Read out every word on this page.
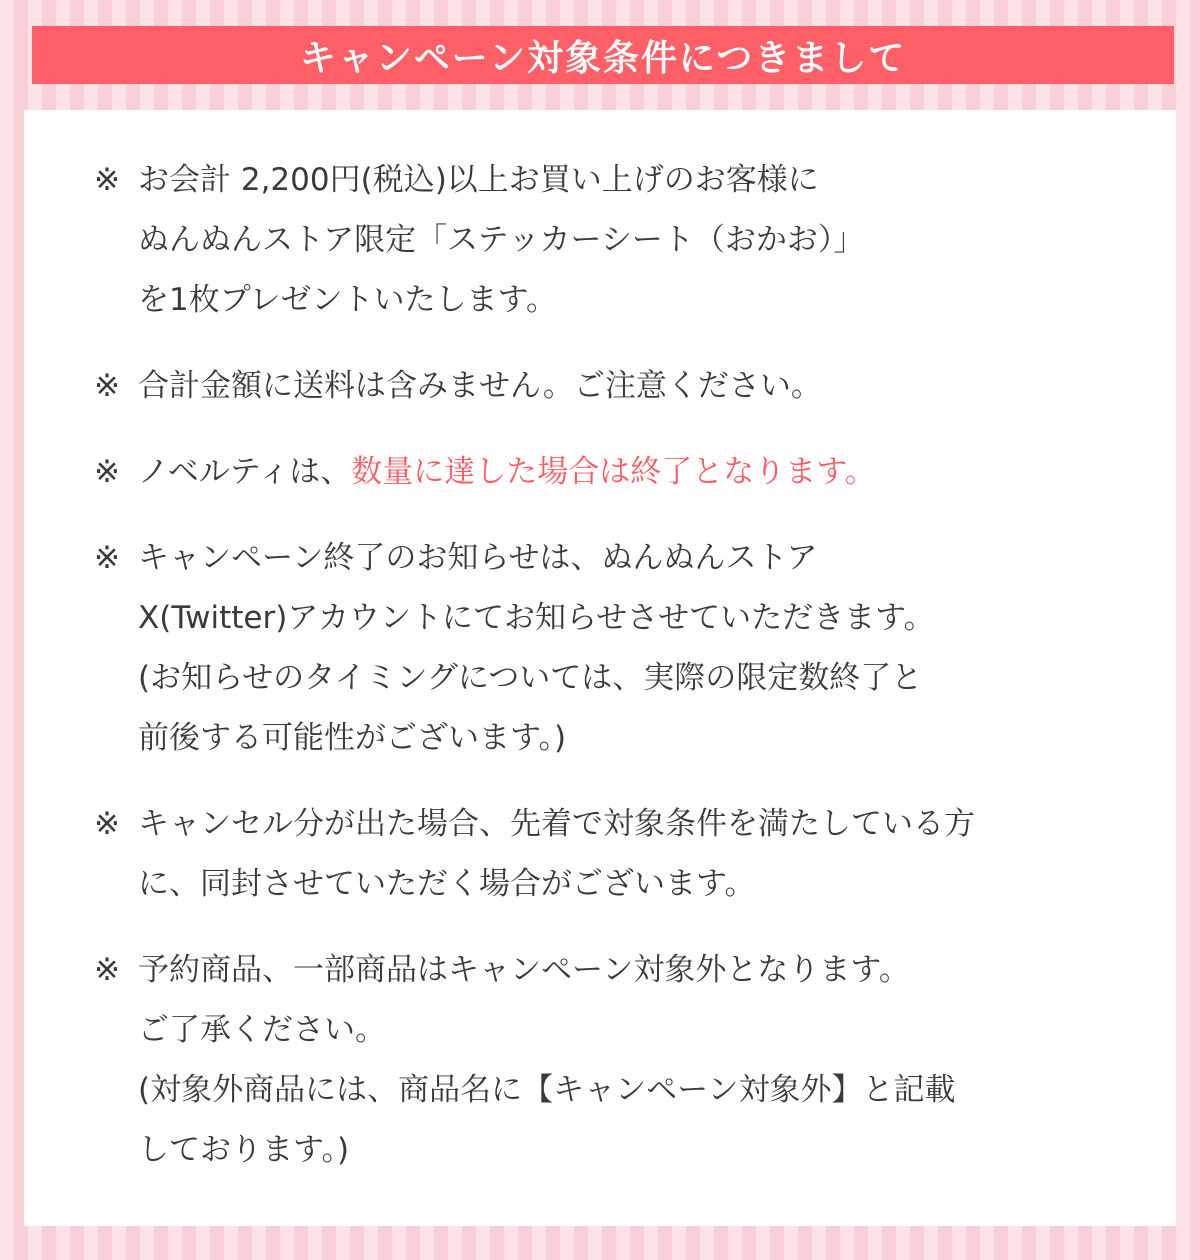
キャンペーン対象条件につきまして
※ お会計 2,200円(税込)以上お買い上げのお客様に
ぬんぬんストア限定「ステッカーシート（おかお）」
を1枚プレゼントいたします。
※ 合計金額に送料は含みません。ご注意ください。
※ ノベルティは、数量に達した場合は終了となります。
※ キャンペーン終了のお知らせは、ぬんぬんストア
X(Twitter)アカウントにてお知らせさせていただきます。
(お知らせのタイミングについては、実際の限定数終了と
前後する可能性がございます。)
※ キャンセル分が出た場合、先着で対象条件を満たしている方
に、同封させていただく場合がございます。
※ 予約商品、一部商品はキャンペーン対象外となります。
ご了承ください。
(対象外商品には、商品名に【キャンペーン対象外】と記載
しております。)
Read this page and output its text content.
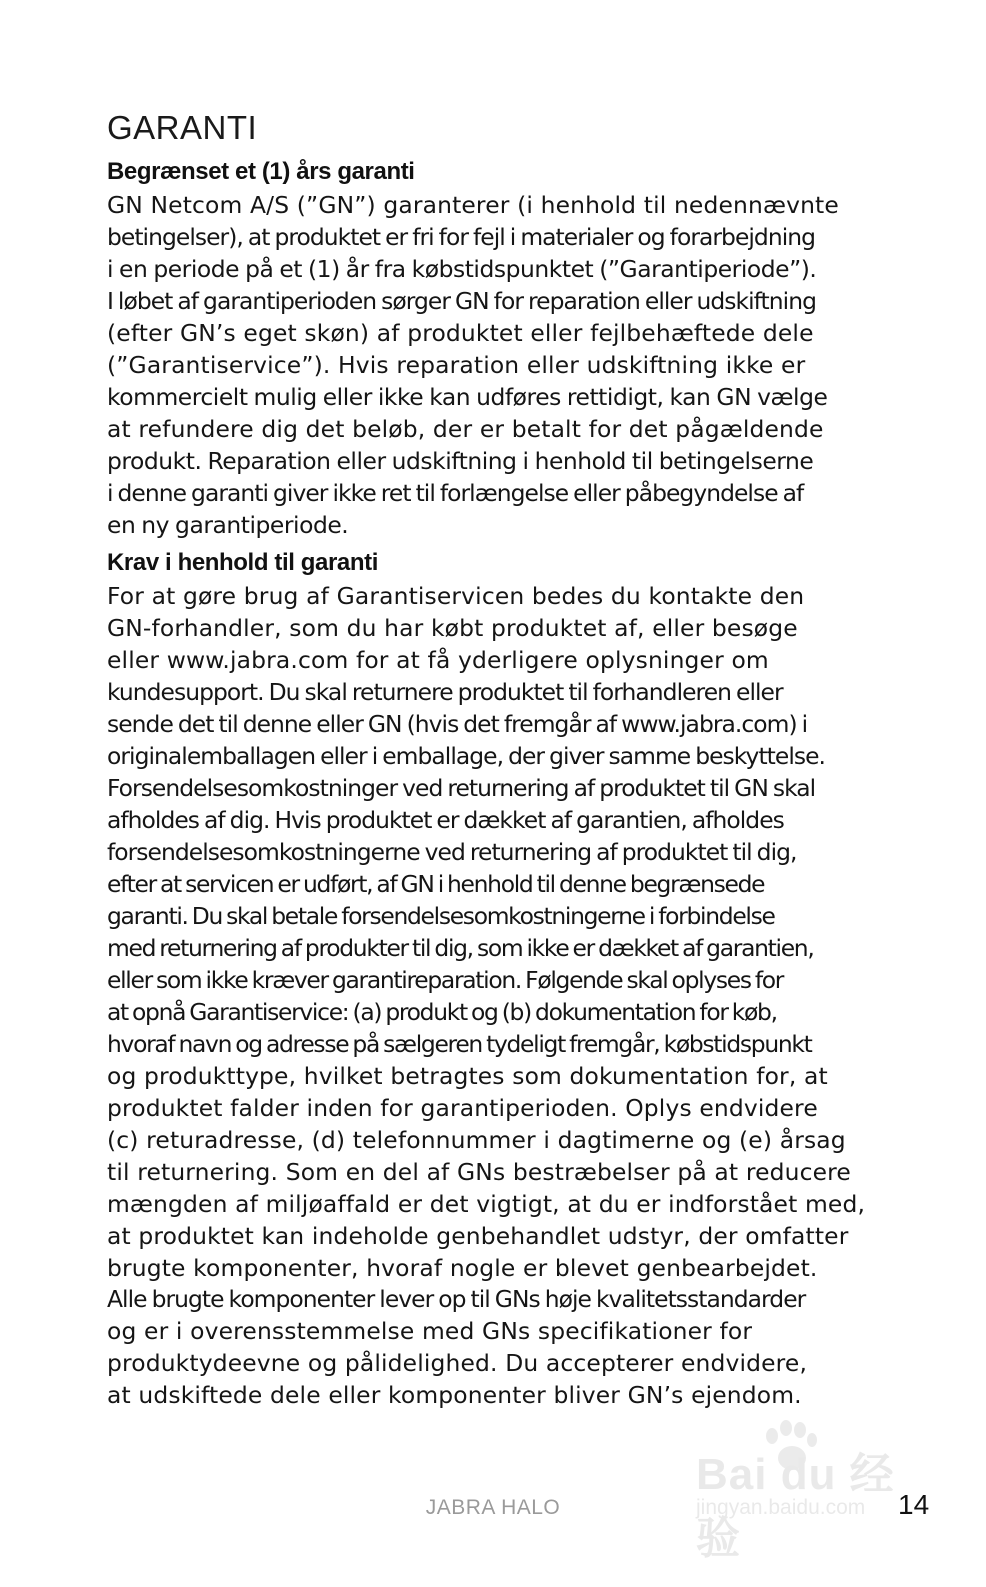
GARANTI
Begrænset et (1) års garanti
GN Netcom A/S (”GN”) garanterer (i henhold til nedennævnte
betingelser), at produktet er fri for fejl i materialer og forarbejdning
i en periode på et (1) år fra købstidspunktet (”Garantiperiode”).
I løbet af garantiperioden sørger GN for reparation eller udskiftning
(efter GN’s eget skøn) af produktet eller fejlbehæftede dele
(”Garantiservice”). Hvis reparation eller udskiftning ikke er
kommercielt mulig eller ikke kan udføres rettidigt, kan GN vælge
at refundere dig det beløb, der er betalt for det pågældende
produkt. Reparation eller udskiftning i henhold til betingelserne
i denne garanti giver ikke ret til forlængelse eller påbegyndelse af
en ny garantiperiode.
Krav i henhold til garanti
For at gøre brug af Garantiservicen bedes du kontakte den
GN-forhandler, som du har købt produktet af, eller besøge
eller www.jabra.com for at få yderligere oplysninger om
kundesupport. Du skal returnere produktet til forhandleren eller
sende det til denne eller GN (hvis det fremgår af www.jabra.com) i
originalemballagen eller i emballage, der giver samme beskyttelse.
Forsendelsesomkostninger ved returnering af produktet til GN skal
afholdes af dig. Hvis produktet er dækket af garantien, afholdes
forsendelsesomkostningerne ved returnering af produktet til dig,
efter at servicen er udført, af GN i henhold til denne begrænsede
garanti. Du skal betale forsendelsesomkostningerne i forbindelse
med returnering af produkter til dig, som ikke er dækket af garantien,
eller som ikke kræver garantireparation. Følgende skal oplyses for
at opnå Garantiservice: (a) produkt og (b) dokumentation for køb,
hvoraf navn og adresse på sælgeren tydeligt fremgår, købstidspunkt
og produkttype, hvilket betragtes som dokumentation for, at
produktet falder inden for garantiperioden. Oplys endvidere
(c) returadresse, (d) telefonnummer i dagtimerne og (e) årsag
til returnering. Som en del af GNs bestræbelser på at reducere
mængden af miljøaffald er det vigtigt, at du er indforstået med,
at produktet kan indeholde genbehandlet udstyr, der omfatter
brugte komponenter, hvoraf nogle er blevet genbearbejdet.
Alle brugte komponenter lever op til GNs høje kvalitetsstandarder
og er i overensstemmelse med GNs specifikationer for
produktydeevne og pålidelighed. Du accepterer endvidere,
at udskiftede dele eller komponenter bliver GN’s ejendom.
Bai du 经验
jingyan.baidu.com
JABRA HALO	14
----------------------------------------
> _WHAT THE TASK REQUIRES_: Transcribe the full listing above exactly, with the images removed.

> _FINAL RESULT_:
Read out every word on this page.
キャンペーン対象条件につきまして
※ お会計 2,200円(税込)以上お買い上げのお客様に
ぬんぬんストア限定「ステッカーシート（おかお）」
を1枚プレゼントいたします。
※ 合計金額に送料は含みません。ご注意ください。
※ ノベルティは、数量に達した場合は終了となります。
※ キャンペーン終了のお知らせは、ぬんぬんストア
X(Twitter)アカウントにてお知らせさせていただきます。
(お知らせのタイミングについては、実際の限定数終了と
前後する可能性がございます。)
※ キャンセル分が出た場合、先着で対象条件を満たしている方
に、同封させていただく場合がございます。
※ 予約商品、一部商品はキャンペーン対象外となります。
ご了承ください。
(対象外商品には、商品名に【キャンペーン対象外】と記載
しております。)
Read this page and output its text content.
GARANTI
Begrænset et (1) års garanti
GN Netcom A/S (”GN”) garanterer (i henhold til nedennævnte
betingelser), at produktet er fri for fejl i materialer og forarbejdning
i en periode på et (1) år fra købstidspunktet (”Garantiperiode”).
I løbet af garantiperioden sørger GN for reparation eller udskiftning
(efter GN’s eget skøn) af produktet eller fejlbehæftede dele
(”Garantiservice”). Hvis reparation eller udskiftning ikke er
kommercielt mulig eller ikke kan udføres rettidigt, kan GN vælge
at refundere dig det beløb, der er betalt for det pågældende
produkt. Reparation eller udskiftning i henhold til betingelserne
i denne garanti giver ikke ret til forlængelse eller påbegyndelse af
en ny garantiperiode.
Krav i henhold til garanti
For at gøre brug af Garantiservicen bedes du kontakte den
GN-forhandler, som du har købt produktet af, eller besøge
eller www.jabra.com for at få yderligere oplysninger om
kundesupport. Du skal returnere produktet til forhandleren eller
sende det til denne eller GN (hvis det fremgår af www.jabra.com) i
originalemballagen eller i emballage, der giver samme beskyttelse.
Forsendelsesomkostninger ved returnering af produktet til GN skal
afholdes af dig. Hvis produktet er dækket af garantien, afholdes
forsendelsesomkostningerne ved returnering af produktet til dig,
efter at servicen er udført, af GN i henhold til denne begrænsede
garanti. Du skal betale forsendelsesomkostningerne i forbindelse
med returnering af produkter til dig, som ikke er dækket af garantien,
eller som ikke kræver garantireparation. Følgende skal oplyses for
at opnå Garantiservice: (a) produkt og (b) dokumentation for køb,
hvoraf navn og adresse på sælgeren tydeligt fremgår, købstidspunkt
og produkttype, hvilket betragtes som dokumentation for, at
produktet falder inden for garantiperioden. Oplys endvidere
(c) returadresse, (d) telefonnummer i dagtimerne og (e) årsag
til returnering. Som en del af GNs bestræbelser på at reducere
mængden af miljøaffald er det vigtigt, at du er indforstået med,
at produktet kan indeholde genbehandlet udstyr, der omfatter
brugte komponenter, hvoraf nogle er blevet genbearbejdet.
Alle brugte komponenter lever op til GNs høje kvalitetsstandarder
og er i overensstemmelse med GNs specifikationer for
produktydeevne og pålidelighed. Du accepterer endvidere,
at udskiftede dele eller komponenter bliver GN’s ejendom.
Bai du 经验
jingyan.baidu.com
JABRA HALO	14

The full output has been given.